Data entries —
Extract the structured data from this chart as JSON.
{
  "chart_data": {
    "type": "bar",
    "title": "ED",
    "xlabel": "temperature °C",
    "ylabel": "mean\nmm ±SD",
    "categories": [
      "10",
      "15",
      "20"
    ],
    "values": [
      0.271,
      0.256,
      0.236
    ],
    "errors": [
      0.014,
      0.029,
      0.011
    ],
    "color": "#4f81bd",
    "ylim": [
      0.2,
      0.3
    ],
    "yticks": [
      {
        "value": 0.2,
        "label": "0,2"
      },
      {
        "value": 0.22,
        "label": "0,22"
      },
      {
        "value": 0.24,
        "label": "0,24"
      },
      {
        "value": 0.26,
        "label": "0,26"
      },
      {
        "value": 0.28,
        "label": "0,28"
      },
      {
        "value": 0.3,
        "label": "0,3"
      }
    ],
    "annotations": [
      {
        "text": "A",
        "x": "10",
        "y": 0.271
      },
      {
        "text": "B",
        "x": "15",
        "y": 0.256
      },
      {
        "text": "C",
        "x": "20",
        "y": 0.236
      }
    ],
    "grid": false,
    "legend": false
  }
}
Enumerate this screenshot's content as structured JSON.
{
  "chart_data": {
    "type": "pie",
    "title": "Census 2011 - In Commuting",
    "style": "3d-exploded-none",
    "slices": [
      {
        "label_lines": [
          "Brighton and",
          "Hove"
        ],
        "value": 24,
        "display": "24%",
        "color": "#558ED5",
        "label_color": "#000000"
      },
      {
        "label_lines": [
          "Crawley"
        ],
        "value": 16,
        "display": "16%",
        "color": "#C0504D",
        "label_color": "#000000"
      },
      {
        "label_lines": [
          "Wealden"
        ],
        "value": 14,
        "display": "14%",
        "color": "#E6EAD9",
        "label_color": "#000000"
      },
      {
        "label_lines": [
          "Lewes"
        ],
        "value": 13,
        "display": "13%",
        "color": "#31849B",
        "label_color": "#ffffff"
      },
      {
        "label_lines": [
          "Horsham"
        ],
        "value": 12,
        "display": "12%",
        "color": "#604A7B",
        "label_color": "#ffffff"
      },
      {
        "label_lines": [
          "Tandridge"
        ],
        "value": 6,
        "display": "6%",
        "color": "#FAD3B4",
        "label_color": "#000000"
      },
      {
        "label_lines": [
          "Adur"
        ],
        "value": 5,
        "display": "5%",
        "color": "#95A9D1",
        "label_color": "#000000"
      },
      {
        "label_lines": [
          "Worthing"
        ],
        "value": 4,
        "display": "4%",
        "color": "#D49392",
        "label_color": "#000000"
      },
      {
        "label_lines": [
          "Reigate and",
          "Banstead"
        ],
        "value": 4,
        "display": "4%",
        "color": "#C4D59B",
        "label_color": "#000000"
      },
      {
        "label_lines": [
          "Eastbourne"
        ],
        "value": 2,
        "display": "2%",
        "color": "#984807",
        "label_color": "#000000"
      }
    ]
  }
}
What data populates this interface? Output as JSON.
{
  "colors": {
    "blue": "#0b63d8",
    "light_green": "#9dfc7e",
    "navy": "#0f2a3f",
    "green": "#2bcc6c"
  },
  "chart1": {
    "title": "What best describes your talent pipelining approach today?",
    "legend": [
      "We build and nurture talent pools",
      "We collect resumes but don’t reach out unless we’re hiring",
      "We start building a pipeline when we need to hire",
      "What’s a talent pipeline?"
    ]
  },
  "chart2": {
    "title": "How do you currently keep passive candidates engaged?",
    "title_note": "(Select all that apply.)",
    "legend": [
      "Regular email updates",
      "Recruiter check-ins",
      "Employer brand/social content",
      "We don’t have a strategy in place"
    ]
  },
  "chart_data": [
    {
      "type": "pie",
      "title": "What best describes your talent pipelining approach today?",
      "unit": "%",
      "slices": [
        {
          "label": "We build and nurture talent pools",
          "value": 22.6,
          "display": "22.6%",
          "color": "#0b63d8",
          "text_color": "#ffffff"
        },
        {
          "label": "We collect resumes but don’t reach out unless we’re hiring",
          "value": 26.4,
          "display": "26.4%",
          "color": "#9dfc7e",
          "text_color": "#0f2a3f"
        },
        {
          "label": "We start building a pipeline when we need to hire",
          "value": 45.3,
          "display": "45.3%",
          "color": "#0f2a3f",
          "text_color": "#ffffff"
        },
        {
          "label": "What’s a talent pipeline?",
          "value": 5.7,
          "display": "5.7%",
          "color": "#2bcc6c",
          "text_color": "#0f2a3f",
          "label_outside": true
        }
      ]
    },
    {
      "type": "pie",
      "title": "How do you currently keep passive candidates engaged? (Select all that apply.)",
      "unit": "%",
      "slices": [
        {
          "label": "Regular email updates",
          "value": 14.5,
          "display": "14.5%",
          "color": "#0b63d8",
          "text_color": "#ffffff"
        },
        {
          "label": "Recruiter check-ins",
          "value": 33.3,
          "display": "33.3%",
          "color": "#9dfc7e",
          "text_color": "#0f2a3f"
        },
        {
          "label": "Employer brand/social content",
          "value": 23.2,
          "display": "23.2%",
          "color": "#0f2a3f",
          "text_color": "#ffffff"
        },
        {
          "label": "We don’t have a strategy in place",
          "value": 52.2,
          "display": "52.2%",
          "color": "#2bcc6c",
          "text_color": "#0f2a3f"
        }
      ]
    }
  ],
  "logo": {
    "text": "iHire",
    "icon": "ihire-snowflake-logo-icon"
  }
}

To do — Return each line of the listing that holds the string "What".

Result of the task —
What data populates this interface? Output as JSON.
    "title": "What best describes your talent pipelining approach today?",
      "What’s a talent pipeline?"
      "title": "What best describes your talent pipelining approach today?",
          "label": "What’s a talent pipeline?",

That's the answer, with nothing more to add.